- Stated task:
Within the records that follow, find every line containing the string "from". Copy those lines.

(Raw records)

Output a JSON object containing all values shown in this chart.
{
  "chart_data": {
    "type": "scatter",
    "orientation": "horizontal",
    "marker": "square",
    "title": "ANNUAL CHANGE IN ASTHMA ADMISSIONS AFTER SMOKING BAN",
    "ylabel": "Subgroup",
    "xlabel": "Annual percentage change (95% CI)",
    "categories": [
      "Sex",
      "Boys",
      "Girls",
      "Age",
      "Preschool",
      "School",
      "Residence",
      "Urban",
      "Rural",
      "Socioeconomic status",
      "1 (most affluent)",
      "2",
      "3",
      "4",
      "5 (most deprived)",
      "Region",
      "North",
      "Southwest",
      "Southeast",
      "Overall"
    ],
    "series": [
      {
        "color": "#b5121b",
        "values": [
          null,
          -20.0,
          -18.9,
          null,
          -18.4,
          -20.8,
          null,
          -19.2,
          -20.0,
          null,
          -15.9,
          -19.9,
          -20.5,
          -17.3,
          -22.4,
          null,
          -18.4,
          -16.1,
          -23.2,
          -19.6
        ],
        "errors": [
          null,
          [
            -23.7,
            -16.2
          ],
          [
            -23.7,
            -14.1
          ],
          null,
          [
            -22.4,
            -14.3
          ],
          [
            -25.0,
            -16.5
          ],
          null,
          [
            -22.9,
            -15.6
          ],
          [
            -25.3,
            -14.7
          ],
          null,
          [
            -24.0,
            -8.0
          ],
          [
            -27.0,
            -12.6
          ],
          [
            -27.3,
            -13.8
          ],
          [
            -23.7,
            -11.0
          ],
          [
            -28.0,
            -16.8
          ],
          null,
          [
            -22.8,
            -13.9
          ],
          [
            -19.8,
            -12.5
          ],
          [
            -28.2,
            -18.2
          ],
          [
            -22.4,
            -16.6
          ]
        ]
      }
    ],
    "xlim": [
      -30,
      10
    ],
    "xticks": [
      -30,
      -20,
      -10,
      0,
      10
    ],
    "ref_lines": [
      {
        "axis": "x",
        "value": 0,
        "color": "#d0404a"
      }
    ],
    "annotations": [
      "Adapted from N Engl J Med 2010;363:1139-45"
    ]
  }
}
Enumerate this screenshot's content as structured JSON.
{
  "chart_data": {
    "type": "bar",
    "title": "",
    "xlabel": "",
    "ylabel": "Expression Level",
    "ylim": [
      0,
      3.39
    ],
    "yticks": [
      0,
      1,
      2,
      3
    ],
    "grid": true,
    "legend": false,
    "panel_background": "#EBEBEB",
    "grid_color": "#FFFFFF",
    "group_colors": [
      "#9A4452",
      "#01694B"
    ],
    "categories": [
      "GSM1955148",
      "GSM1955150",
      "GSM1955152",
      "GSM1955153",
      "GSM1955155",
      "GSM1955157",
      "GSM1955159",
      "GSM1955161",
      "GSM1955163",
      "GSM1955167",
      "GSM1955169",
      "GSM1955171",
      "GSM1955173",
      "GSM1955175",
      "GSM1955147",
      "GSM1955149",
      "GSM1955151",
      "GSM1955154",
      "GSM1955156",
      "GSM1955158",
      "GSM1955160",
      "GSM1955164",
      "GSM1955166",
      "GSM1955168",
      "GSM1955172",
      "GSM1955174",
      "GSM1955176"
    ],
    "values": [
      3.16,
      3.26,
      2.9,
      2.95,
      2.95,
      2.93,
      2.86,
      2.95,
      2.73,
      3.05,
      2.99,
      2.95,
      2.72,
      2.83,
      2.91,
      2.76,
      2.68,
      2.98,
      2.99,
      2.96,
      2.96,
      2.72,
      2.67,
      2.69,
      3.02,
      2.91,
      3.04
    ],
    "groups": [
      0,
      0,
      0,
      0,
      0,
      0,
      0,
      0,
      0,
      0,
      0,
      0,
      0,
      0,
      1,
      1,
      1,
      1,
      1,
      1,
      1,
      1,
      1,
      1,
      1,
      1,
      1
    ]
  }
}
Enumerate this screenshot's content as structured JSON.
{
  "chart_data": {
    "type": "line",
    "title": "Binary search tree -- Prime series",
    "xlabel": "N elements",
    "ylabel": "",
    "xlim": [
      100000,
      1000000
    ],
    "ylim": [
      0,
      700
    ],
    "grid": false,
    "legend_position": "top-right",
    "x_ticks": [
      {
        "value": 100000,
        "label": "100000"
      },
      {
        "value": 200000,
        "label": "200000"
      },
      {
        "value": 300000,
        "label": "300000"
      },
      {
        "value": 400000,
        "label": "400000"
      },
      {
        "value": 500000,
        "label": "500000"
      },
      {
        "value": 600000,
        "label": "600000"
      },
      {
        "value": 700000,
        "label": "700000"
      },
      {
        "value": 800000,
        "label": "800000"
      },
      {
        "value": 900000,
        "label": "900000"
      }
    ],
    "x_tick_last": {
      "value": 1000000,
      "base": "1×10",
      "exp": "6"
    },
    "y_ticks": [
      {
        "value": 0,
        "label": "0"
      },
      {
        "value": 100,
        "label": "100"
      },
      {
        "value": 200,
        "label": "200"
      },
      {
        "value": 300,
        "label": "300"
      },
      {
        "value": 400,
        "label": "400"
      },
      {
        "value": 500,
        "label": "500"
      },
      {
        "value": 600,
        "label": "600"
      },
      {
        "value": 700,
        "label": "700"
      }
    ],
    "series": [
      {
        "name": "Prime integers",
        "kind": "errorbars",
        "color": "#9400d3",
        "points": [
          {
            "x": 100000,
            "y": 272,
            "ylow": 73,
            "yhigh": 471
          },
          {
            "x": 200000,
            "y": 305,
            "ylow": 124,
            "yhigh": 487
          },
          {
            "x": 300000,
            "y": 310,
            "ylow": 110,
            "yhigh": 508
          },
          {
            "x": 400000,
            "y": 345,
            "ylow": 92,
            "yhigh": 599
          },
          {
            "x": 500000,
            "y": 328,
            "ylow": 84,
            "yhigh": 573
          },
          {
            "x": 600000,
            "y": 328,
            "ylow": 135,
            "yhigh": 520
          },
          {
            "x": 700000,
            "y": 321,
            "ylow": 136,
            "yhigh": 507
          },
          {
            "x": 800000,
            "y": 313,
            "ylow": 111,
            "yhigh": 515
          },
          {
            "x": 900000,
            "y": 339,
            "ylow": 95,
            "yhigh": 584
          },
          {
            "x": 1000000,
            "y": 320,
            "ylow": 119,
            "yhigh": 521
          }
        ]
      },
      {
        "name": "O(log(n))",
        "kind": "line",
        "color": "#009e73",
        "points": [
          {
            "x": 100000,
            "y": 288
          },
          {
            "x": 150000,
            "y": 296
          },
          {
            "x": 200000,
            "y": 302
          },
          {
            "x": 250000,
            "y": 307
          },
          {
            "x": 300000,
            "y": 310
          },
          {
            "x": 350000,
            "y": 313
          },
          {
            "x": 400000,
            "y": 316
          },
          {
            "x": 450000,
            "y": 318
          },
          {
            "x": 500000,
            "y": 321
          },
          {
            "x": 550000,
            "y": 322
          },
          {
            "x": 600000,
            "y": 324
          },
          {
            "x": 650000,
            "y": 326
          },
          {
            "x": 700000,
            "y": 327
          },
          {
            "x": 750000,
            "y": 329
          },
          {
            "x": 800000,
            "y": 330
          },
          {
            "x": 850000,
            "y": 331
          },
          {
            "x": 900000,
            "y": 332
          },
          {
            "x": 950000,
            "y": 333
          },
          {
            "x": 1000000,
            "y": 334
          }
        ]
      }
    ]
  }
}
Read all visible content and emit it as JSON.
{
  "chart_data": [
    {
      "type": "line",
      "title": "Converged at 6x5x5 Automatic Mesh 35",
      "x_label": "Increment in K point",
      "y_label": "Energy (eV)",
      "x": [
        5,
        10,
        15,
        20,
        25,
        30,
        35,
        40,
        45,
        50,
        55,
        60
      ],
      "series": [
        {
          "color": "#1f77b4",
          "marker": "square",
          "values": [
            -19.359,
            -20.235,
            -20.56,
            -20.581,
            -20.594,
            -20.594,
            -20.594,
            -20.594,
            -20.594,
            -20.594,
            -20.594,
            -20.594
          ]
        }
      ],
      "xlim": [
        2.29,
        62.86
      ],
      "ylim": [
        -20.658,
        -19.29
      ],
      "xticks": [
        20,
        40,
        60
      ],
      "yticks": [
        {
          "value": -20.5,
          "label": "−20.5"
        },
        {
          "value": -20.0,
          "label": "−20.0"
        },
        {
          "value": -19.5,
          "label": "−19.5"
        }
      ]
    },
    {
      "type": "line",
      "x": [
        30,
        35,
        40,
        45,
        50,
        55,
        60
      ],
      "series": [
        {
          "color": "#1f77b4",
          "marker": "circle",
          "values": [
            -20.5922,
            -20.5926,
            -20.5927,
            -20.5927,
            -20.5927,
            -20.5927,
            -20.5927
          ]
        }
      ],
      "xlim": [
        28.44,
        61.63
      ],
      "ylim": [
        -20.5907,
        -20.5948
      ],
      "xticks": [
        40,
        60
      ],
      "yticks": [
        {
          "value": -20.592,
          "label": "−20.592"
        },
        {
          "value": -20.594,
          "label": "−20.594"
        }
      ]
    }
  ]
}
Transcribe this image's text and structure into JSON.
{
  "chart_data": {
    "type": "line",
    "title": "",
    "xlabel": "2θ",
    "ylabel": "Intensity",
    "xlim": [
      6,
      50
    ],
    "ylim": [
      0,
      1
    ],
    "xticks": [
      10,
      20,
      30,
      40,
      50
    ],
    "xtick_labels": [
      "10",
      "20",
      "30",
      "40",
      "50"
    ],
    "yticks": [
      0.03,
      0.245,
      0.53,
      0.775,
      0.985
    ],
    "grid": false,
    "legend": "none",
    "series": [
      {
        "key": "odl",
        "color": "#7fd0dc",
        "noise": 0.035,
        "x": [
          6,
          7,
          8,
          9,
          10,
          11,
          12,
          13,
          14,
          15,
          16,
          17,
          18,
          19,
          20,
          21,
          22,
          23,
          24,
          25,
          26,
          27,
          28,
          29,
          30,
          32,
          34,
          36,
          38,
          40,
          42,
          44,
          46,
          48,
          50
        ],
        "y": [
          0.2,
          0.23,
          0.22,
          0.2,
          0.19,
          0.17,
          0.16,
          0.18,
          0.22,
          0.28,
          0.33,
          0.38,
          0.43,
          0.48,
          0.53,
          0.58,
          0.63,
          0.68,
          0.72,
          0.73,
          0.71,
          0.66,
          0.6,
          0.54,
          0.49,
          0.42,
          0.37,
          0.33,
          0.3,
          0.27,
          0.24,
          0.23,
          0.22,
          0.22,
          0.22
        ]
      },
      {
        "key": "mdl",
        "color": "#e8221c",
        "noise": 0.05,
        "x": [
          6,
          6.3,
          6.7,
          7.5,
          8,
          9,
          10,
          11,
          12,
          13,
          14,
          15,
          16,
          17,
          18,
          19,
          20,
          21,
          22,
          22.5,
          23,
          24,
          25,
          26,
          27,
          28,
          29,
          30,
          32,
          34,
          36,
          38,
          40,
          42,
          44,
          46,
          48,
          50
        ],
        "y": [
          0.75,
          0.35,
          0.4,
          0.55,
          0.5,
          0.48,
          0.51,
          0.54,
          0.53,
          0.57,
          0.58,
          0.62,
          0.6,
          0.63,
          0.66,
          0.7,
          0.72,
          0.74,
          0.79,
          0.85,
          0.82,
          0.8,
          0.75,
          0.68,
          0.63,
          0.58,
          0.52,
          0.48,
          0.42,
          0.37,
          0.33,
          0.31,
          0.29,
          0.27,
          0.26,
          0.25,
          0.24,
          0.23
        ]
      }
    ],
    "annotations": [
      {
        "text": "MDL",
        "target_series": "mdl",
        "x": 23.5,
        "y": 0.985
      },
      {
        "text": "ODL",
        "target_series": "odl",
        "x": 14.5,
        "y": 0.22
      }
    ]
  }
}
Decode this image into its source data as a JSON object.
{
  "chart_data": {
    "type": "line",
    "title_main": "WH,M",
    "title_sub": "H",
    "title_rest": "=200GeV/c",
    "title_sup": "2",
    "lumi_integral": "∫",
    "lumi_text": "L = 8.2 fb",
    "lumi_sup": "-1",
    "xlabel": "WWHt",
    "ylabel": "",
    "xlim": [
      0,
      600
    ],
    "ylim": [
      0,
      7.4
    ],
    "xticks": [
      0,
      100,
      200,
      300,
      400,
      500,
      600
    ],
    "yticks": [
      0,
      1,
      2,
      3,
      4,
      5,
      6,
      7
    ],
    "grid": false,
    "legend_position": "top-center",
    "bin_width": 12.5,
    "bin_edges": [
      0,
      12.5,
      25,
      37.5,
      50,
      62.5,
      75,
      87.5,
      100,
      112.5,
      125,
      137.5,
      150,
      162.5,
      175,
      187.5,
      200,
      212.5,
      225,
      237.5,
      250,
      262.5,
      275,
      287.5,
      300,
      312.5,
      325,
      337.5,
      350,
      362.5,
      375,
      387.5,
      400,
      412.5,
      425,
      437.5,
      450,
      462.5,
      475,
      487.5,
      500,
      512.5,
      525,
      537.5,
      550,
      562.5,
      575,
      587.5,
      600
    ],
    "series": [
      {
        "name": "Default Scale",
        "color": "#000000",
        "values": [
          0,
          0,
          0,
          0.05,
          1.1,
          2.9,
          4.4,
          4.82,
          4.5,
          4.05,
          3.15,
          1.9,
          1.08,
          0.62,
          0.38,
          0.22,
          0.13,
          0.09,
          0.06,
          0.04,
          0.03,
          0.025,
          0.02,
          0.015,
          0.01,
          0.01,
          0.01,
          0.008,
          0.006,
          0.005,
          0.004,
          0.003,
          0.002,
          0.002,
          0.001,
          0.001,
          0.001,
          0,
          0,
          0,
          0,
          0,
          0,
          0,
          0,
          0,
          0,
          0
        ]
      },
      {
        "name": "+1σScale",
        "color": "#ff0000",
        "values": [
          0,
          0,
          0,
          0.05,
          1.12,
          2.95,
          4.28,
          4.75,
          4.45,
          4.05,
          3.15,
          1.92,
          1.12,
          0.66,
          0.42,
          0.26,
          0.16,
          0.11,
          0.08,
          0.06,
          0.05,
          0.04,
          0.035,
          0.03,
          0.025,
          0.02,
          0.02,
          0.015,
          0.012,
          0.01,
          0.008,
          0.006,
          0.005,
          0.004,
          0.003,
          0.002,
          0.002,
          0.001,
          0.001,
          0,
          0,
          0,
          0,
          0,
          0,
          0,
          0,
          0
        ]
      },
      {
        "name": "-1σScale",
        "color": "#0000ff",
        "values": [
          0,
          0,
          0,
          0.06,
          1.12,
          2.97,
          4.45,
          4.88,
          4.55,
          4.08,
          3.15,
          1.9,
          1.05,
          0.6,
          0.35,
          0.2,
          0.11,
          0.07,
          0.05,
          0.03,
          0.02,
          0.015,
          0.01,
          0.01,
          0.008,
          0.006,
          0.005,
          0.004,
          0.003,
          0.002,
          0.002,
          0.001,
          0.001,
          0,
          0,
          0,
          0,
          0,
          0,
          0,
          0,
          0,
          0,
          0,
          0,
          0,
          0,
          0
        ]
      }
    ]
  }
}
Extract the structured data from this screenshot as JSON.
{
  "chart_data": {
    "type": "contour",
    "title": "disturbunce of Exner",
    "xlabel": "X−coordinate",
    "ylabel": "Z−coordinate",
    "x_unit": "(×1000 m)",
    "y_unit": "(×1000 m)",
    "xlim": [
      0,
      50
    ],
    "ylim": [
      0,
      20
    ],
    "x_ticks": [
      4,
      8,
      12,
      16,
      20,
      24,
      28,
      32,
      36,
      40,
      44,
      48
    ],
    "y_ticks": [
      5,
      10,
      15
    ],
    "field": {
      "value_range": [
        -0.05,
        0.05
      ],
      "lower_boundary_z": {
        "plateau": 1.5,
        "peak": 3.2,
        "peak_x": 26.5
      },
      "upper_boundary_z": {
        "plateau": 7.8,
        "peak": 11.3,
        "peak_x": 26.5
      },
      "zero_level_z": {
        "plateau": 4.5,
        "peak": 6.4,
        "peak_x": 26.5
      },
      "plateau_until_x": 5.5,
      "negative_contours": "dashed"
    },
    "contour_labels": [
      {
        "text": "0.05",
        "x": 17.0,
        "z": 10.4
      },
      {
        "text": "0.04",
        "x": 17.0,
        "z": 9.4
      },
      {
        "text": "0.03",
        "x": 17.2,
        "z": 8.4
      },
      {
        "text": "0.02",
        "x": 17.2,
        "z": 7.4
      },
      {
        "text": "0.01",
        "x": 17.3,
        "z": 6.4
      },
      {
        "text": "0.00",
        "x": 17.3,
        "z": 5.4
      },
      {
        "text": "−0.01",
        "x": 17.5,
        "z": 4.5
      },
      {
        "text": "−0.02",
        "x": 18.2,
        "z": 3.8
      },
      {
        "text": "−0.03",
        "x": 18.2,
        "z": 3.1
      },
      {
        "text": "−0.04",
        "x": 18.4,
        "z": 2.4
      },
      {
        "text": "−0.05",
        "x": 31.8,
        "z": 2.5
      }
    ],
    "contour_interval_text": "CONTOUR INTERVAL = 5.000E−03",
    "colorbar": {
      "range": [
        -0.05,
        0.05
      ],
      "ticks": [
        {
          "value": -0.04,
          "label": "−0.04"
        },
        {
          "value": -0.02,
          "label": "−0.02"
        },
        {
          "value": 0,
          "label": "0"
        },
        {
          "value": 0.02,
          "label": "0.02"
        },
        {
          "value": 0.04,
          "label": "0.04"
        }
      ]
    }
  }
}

- Reply:
      "Adapted from N Engl J Med 2010;363:1139-45"
Extract the structured data from this screenshot as JSON.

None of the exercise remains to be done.